▶ Objectif: D'après le texte « Nous sommes tous Charlie », à partir de quelle date les adolescents de l'Ecole de Devoirs de Mons ont-ils pu vivre cette démarche d'expression ?

▶ Extrait retenu:
§ §
Nous sommes tous Charlie

Les tueries barbares qui ont eu lieu en France du 7 au 9 janvier ont particulièrement ému et révolté beaucoup de personnes. Avec les adolescents matraqués par les nombreuses images diffusées sur les chaînes télévisuelles et sur les réseaux sociaux, il est important de leur permettre de s’exprimer, de poser les questions leur permettant de réfléchir et de partager sur ces événements tragiques, mais aussi sur l’importance de la liberté d’expression dans notre société démocratique.

Dès le 8 janvier, les adolescents fréquentant notre Ecole de Devoirs de Mons ont eu l’occasion de vivre cette démarche :

« On peut dire ce que l’on veut mais, on doit faire attention à qui on le dit, comment on le dit, où on le
dit et pourquoi on le dit »
Nil, adolescente de l’Ecole de Devoirs Reine Astrid de Mons

C’est avec ces quelques mots, remplis de bon sens et de vérité, que s’est clôturée notre discussion sur la liberté d’expression, au lendemain de l’acte criminel perpétré en conférence de rédaction du magazine satirique ‘Charlie Hebdo ‘.

De plus en plus, dans notre société moderne et de consommation, il est rare que chacun de nous se pose la même question ou soit interpelé par un fait identique au même moment.                                                                            Dans un cri de révolte semblable et dans l’indignation générale, chacun se posait cette question…. Pourquoi ? Pourquoi un attentat à l’égard d’innocents ou de personnes ayant fait usage de leur plume ou de leur crayon pour exprimer leurs idées ?
§ §
▶ Données fournies:
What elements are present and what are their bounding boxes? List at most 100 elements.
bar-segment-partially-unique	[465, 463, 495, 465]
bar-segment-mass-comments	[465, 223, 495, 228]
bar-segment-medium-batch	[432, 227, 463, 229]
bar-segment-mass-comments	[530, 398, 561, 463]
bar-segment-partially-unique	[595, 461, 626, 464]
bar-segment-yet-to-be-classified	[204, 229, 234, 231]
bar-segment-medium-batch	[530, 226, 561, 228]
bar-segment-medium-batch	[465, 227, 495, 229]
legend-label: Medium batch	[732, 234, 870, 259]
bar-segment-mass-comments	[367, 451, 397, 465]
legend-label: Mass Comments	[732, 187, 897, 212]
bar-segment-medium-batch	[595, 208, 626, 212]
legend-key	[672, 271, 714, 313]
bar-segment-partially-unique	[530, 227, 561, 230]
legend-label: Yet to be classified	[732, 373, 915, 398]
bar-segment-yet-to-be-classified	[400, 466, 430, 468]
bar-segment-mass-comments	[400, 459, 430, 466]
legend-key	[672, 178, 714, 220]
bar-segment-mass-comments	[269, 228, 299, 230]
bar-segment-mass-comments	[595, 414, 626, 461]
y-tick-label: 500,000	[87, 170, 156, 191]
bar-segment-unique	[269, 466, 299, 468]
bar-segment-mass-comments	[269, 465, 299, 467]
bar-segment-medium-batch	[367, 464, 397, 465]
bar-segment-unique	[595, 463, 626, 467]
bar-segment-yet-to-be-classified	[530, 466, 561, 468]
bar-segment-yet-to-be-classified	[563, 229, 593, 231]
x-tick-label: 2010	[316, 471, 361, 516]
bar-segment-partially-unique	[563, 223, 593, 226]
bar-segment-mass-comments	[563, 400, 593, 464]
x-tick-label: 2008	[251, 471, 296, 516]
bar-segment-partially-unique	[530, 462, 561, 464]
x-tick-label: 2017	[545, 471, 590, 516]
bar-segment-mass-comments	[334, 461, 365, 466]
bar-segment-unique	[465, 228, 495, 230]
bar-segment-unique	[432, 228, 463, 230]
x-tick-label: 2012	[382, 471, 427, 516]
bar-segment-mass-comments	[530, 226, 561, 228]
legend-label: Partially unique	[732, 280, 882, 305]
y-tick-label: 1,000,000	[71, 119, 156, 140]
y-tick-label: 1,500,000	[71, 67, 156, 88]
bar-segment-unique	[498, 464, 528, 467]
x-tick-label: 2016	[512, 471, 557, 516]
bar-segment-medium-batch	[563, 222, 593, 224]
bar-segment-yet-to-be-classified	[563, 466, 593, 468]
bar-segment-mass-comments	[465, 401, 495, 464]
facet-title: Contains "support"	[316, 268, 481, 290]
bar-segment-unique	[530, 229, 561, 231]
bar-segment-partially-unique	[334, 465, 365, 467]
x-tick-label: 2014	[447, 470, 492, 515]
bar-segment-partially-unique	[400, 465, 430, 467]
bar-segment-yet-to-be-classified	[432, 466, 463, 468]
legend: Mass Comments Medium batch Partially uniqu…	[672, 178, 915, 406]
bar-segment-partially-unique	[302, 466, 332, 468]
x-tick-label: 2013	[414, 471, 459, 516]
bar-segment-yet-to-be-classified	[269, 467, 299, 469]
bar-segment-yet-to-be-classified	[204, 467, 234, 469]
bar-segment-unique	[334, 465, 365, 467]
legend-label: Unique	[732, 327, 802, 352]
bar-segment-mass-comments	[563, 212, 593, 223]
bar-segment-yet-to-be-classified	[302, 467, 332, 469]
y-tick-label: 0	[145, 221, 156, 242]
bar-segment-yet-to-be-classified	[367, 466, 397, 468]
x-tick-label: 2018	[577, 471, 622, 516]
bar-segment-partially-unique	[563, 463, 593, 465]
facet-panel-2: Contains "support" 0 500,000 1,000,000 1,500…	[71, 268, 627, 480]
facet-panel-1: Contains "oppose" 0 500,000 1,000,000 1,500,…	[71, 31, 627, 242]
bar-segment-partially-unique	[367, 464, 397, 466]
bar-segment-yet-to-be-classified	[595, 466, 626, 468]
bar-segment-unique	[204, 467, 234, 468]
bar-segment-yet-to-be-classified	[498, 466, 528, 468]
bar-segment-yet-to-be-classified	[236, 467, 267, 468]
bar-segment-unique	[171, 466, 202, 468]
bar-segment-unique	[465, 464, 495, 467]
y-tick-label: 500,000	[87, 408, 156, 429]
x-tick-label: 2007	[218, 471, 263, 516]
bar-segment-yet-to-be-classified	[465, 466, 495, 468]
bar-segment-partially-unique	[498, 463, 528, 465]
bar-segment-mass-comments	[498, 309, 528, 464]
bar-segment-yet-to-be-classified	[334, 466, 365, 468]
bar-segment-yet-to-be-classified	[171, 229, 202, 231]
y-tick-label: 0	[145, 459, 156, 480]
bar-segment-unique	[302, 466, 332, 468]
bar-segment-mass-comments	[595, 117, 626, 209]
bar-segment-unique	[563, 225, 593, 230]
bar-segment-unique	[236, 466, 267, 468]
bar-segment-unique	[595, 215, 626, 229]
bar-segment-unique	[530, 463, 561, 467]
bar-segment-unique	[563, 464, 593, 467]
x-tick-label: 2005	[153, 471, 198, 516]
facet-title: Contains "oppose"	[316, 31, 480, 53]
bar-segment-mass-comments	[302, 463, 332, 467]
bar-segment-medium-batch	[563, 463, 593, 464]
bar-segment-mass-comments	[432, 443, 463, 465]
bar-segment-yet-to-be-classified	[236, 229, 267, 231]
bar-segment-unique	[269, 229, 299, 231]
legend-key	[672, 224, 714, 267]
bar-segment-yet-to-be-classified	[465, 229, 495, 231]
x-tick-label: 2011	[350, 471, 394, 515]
§ §
▶ Réponse: Dès le 8 janvier.